----- DATA RECORDS -----

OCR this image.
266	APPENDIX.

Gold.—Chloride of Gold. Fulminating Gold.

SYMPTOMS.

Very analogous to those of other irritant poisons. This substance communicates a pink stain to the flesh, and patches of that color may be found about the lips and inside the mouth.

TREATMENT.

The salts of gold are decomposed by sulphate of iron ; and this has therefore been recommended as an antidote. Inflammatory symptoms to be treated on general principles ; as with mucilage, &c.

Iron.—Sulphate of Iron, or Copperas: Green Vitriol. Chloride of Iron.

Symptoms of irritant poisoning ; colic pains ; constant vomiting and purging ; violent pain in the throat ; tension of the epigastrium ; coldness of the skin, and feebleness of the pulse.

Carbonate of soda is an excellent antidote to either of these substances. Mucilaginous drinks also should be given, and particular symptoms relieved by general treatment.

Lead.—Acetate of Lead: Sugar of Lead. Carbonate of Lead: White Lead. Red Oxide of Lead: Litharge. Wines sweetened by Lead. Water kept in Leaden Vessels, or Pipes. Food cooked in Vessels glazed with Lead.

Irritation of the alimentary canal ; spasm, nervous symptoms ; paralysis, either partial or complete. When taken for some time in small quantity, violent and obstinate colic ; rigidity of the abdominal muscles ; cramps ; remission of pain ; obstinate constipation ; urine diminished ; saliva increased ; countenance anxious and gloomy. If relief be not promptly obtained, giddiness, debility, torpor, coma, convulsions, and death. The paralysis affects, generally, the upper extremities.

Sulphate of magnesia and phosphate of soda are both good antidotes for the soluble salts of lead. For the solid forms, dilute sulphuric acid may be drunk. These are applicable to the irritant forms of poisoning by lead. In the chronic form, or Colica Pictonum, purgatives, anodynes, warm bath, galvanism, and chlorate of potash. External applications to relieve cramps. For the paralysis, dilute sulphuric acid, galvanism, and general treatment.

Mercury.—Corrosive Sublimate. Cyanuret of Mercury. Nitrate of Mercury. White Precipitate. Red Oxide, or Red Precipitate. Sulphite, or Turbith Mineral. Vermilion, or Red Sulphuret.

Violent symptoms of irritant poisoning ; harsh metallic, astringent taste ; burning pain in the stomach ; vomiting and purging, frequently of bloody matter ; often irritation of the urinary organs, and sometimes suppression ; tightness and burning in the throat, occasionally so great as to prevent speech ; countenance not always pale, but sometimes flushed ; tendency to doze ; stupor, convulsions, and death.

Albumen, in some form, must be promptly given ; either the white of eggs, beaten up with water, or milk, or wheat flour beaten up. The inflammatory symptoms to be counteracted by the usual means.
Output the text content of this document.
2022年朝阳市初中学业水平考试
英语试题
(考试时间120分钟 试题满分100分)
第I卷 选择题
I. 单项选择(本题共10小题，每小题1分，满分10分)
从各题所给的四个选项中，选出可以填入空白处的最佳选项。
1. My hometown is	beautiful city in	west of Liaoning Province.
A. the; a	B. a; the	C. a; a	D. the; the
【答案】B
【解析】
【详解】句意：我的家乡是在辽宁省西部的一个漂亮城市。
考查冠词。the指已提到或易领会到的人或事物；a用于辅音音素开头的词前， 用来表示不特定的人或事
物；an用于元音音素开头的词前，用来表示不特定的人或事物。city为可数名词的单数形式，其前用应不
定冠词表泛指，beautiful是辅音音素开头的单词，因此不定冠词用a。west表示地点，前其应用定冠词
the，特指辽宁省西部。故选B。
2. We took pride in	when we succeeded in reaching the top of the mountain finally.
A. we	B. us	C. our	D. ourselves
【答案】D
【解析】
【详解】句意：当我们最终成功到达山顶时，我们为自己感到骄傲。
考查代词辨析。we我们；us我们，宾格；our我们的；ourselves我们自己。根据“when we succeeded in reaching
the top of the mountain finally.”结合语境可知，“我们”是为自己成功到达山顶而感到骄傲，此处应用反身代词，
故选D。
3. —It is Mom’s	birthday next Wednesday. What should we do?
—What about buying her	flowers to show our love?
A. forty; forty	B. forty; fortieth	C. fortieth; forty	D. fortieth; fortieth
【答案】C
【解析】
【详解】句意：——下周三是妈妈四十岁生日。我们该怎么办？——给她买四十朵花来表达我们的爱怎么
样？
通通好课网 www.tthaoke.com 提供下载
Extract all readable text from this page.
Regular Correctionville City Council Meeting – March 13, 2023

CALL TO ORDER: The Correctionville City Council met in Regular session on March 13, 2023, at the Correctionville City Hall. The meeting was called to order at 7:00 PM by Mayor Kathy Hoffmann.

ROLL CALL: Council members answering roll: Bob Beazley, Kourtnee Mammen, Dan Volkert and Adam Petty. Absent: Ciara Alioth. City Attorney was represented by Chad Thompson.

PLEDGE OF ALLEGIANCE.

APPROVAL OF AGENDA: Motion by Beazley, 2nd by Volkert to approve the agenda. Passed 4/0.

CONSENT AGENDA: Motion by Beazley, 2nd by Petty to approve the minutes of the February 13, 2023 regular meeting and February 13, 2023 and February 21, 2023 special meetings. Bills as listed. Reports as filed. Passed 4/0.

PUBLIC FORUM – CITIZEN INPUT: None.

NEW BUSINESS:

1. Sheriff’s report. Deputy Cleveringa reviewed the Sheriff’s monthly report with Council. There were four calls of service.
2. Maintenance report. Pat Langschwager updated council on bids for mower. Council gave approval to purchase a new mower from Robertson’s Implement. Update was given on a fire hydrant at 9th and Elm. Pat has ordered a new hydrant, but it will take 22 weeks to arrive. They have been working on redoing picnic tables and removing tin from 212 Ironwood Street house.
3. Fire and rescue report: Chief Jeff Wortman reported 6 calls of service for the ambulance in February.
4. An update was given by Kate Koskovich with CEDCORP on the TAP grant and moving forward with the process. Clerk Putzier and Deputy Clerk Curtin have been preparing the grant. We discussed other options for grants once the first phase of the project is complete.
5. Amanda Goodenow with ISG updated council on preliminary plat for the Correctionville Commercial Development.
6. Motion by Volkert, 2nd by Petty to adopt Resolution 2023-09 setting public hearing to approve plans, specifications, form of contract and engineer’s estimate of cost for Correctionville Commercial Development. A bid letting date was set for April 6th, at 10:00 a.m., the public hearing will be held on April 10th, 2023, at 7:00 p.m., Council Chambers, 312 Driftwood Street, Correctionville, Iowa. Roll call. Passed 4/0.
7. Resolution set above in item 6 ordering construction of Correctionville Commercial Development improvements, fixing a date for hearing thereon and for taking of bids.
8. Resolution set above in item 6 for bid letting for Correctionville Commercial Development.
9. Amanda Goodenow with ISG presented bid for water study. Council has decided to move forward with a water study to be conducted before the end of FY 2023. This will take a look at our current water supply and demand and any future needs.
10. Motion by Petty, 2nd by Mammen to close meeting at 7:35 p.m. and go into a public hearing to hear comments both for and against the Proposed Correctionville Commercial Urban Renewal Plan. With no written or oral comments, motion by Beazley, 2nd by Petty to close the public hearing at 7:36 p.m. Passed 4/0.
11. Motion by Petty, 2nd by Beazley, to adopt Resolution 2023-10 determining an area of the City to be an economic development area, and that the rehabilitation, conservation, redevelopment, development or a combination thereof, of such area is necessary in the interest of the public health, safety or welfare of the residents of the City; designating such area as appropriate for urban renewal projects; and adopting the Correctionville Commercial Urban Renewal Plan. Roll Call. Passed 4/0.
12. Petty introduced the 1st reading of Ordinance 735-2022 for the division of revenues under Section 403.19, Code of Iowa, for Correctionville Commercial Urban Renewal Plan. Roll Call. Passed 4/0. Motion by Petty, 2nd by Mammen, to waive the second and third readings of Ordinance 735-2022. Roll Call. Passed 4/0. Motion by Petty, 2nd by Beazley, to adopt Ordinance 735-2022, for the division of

-----

* [AIM OF THE EXERCISE] Using the records above, pull out each line where the word "mountain" occurs.

* [FINISHED ANSWER]
2. We took pride in	when we succeeded in reaching the top of the mountain finally.
the top of the mountain finally.”结合语境可知，“我们”是为自己成功到达山顶而感到骄傲，此处应用反身代词，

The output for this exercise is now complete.